#### DATA LISTING ####

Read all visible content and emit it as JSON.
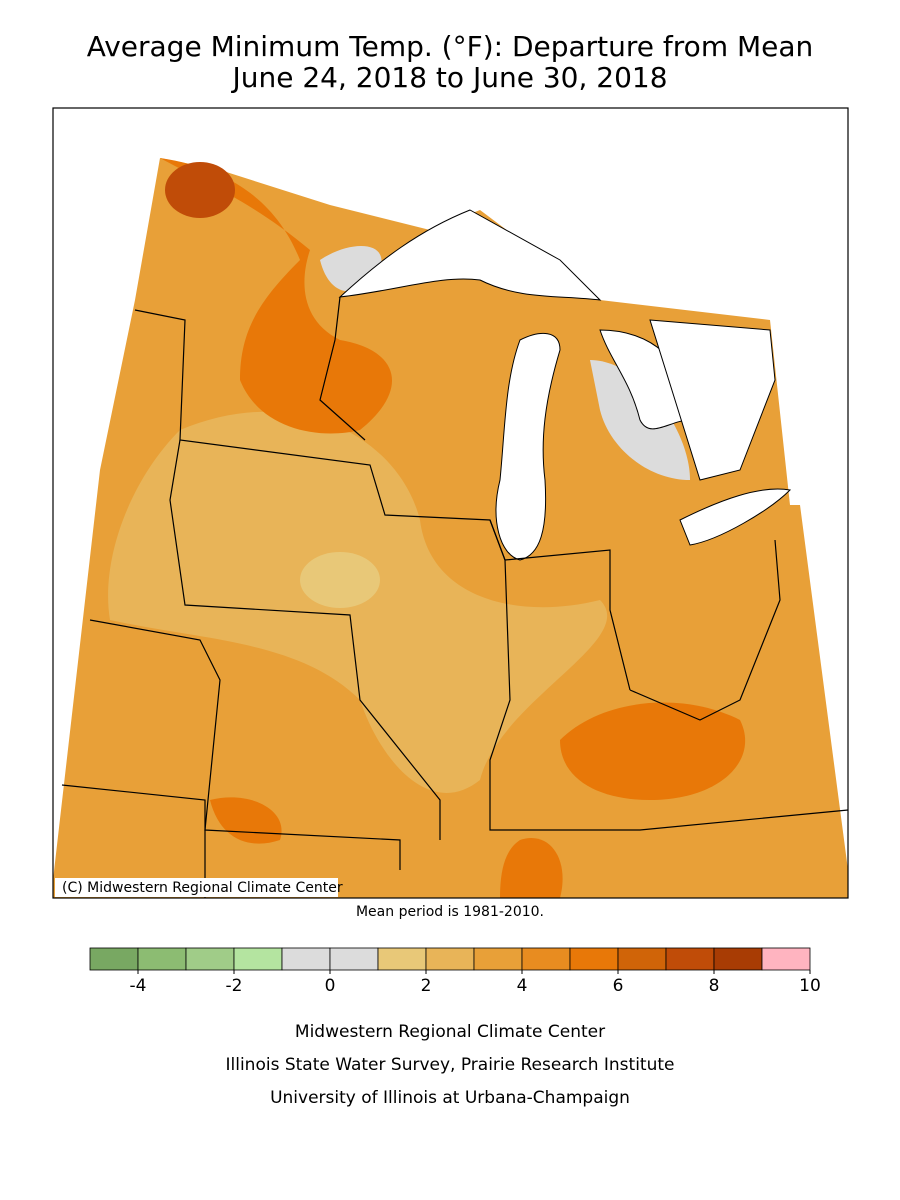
{
  "header": {
    "title": "Average Minimum Temp. (°F): Departure from Mean",
    "subtitle": "June 24, 2018 to June 30, 2018"
  },
  "map": {
    "copyright": "(C) Midwestern Regional Climate Center",
    "note": "Mean period is 1981-2010.",
    "legend": {
      "lim": [
        -5,
        10
      ],
      "bins": [
        -5,
        -4,
        -3,
        -2,
        -1,
        0,
        1,
        2,
        3,
        4,
        5,
        6,
        7,
        8,
        9,
        10
      ],
      "colors": [
        "#78a862",
        "#8cbc72",
        "#a0cc88",
        "#b4e4a0",
        "#dcdcdc",
        "#dcdcdc",
        "#e8c878",
        "#e8b458",
        "#e8a038",
        "#e88c20",
        "#e87808",
        "#d06408",
        "#c04c08",
        "#a83c04",
        "#ffb4c0"
      ],
      "ticks": [
        -4,
        -2,
        0,
        2,
        4,
        6,
        8,
        10
      ]
    }
  },
  "footer": {
    "lines": [
      "Midwestern Regional Climate Center",
      "Illinois State Water Survey, Prairie Research Institute",
      "University of Illinois at Urbana-Champaign"
    ]
  }
}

####

Copy each line of the listing in which the word "Mean" can be found.

    "title": "Average Minimum Temp. (°F): Departure from Mean",
    "note": "Mean period is 1981-2010.",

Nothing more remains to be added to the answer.